- **TASK GOAL**:
Each entry must be reproduced precisely as it stands.

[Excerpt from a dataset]
<<<<

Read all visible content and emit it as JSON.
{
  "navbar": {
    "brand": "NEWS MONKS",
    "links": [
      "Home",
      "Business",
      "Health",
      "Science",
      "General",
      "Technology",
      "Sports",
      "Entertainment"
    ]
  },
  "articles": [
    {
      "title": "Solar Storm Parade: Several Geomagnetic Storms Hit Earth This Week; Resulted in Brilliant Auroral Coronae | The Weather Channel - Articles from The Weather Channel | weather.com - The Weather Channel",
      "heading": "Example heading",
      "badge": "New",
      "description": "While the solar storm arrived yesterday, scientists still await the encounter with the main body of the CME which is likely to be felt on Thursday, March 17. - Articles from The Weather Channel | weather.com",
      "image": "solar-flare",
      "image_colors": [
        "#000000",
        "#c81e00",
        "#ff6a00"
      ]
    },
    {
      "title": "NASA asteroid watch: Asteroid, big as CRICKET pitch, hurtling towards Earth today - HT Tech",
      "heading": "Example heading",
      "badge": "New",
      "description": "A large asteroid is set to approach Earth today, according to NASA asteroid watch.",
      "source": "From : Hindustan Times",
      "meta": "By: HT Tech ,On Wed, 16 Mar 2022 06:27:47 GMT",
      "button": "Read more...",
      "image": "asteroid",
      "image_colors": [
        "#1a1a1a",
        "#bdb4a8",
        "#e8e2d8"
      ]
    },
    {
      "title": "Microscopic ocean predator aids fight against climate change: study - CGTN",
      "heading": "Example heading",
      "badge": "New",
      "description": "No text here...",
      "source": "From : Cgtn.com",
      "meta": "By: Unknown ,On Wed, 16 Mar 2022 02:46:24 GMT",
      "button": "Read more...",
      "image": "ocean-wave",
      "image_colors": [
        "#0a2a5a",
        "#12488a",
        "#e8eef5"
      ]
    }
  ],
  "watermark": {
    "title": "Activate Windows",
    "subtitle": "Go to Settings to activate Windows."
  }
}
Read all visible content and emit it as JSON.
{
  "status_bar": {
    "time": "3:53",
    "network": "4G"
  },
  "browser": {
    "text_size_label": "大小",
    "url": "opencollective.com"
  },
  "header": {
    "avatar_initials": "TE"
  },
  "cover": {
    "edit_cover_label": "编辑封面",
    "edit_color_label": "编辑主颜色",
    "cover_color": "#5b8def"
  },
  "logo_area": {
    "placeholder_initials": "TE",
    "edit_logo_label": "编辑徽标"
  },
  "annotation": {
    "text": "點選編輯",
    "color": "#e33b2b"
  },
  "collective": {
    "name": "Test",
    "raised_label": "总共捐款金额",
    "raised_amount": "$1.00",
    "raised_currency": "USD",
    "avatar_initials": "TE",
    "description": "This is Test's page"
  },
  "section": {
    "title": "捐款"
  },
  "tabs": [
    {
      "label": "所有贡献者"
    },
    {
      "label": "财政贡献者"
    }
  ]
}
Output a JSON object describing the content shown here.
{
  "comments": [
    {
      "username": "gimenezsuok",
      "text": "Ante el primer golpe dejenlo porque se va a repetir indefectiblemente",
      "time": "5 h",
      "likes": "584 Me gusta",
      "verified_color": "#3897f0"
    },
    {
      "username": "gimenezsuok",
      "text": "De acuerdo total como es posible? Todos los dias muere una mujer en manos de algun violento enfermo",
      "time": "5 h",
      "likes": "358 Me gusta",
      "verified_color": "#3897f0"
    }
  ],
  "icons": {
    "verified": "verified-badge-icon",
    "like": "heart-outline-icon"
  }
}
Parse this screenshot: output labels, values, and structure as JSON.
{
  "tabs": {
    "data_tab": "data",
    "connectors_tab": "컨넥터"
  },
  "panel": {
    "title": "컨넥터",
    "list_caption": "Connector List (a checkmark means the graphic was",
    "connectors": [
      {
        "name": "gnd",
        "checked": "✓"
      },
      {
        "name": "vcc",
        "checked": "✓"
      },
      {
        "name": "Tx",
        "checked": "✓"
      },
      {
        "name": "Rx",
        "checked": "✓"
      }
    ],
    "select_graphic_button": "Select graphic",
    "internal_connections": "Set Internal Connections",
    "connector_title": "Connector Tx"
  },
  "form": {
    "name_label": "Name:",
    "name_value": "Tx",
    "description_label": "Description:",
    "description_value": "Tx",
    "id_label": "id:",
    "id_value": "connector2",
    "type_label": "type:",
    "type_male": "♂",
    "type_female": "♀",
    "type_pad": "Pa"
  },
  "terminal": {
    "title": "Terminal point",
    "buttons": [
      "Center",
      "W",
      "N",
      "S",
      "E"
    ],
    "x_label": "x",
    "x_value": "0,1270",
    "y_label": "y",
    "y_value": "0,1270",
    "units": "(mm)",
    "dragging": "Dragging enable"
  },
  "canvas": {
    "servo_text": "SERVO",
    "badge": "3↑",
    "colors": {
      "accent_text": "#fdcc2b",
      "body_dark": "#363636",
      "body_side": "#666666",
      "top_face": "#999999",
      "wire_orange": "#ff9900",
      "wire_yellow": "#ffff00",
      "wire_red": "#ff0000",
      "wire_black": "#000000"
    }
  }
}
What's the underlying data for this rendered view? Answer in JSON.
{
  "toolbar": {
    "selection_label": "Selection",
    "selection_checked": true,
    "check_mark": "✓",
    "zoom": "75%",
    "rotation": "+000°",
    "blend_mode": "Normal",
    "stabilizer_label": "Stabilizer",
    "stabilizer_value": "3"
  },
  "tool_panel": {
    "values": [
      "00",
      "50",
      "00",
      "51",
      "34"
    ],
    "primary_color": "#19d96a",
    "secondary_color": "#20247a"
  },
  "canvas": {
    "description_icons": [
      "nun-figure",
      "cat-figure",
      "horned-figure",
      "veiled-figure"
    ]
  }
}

>>>>

- **OUTPUT**:
Read all visible content and emit it as JSON.
{
  "navbar": {
    "brand": "NEWS MONKS",
    "links": [
      "Home",
      "Business",
      "Health",
      "Science",
      "General",
      "Technology",
      "Sports",
      "Entertainment"
    ]
  },
  "articles": [
    {
      "title": "Solar Storm Parade: Several Geomagnetic Storms Hit Earth This Week; Resulted in Brilliant Auroral Coronae | The Weather Channel - Articles from The Weather Channel | weather.com - The Weather Channel",
      "heading": "Example heading",
      "badge": "New",
      "description": "While the solar storm arrived yesterday, scientists still await the encounter with the main body of the CME which is likely to be felt on Thursday, March 17. - Articles from The Weather Channel | weather.com",
      "image": "solar-flare",
      "image_colors": [
        "#000000",
        "#c81e00",
        "#ff6a00"
      ]
    },
    {
      "title": "NASA asteroid watch: Asteroid, big as CRICKET pitch, hurtling towards Earth today - HT Tech",
      "heading": "Example heading",
      "badge": "New",
      "description": "A large asteroid is set to approach Earth today, according to NASA asteroid watch.",
      "source": "From : Hindustan Times",
      "meta": "By: HT Tech ,On Wed, 16 Mar 2022 06:27:47 GMT",
      "button": "Read more...",
      "image": "asteroid",
      "image_colors": [
        "#1a1a1a",
        "#bdb4a8",
        "#e8e2d8"
      ]
    },
    {
      "title": "Microscopic ocean predator aids fight against climate change: study - CGTN",
      "heading": "Example heading",
      "badge": "New",
      "description": "No text here...",
      "source": "From : Cgtn.com",
      "meta": "By: Unknown ,On Wed, 16 Mar 2022 02:46:24 GMT",
      "button": "Read more...",
      "image": "ocean-wave",
      "image_colors": [
        "#0a2a5a",
        "#12488a",
        "#e8eef5"
      ]
    }
  ],
  "watermark": {
    "title": "Activate Windows",
    "subtitle": "Go to Settings to activate Windows."
  }
}
Read all visible content and emit it as JSON.
{
  "status_bar": {
    "time": "3:53",
    "network": "4G"
  },
  "browser": {
    "text_size_label": "大小",
    "url": "opencollective.com"
  },
  "header": {
    "avatar_initials": "TE"
  },
  "cover": {
    "edit_cover_label": "编辑封面",
    "edit_color_label": "编辑主颜色",
    "cover_color": "#5b8def"
  },
  "logo_area": {
    "placeholder_initials": "TE",
    "edit_logo_label": "编辑徽标"
  },
  "annotation": {
    "text": "點選編輯",
    "color": "#e33b2b"
  },
  "collective": {
    "name": "Test",
    "raised_label": "总共捐款金额",
    "raised_amount": "$1.00",
    "raised_currency": "USD",
    "avatar_initials": "TE",
    "description": "This is Test's page"
  },
  "section": {
    "title": "捐款"
  },
  "tabs": [
    {
      "label": "所有贡献者"
    },
    {
      "label": "财政贡献者"
    }
  ]
}
Output a JSON object describing the content shown here.
{
  "comments": [
    {
      "username": "gimenezsuok",
      "text": "Ante el primer golpe dejenlo porque se va a repetir indefectiblemente",
      "time": "5 h",
      "likes": "584 Me gusta",
      "verified_color": "#3897f0"
    },
    {
      "username": "gimenezsuok",
      "text": "De acuerdo total como es posible? Todos los dias muere una mujer en manos de algun violento enfermo",
      "time": "5 h",
      "likes": "358 Me gusta",
      "verified_color": "#3897f0"
    }
  ],
  "icons": {
    "verified": "verified-badge-icon",
    "like": "heart-outline-icon"
  }
}
Parse this screenshot: output labels, values, and structure as JSON.
{
  "tabs": {
    "data_tab": "data",
    "connectors_tab": "컨넥터"
  },
  "panel": {
    "title": "컨넥터",
    "list_caption": "Connector List (a checkmark means the graphic was",
    "connectors": [
      {
        "name": "gnd",
        "checked": "✓"
      },
      {
        "name": "vcc",
        "checked": "✓"
      },
      {
        "name": "Tx",
        "checked": "✓"
      },
      {
        "name": "Rx",
        "checked": "✓"
      }
    ],
    "select_graphic_button": "Select graphic",
    "internal_connections": "Set Internal Connections",
    "connector_title": "Connector Tx"
  },
  "form": {
    "name_label": "Name:",
    "name_value": "Tx",
    "description_label": "Description:",
    "description_value": "Tx",
    "id_label": "id:",
    "id_value": "connector2",
    "type_label": "type:",
    "type_male": "♂",
    "type_female": "♀",
    "type_pad": "Pa"
  },
  "terminal": {
    "title": "Terminal point",
    "buttons": [
      "Center",
      "W",
      "N",
      "S",
      "E"
    ],
    "x_label": "x",
    "x_value": "0,1270",
    "y_label": "y",
    "y_value": "0,1270",
    "units": "(mm)",
    "dragging": "Dragging enable"
  },
  "canvas": {
    "servo_text": "SERVO",
    "badge": "3↑",
    "colors": {
      "accent_text": "#fdcc2b",
      "body_dark": "#363636",
      "body_side": "#666666",
      "top_face": "#999999",
      "wire_orange": "#ff9900",
      "wire_yellow": "#ffff00",
      "wire_red": "#ff0000",
      "wire_black": "#000000"
    }
  }
}
What's the underlying data for this rendered view? Answer in JSON.
{
  "toolbar": {
    "selection_label": "Selection",
    "selection_checked": true,
    "check_mark": "✓",
    "zoom": "75%",
    "rotation": "+000°",
    "blend_mode": "Normal",
    "stabilizer_label": "Stabilizer",
    "stabilizer_value": "3"
  },
  "tool_panel": {
    "values": [
      "00",
      "50",
      "00",
      "51",
      "34"
    ],
    "primary_color": "#19d96a",
    "secondary_color": "#20247a"
  },
  "canvas": {
    "description_icons": [
      "nun-figure",
      "cat-figure",
      "horned-figure",
      "veiled-figure"
    ]
  }
}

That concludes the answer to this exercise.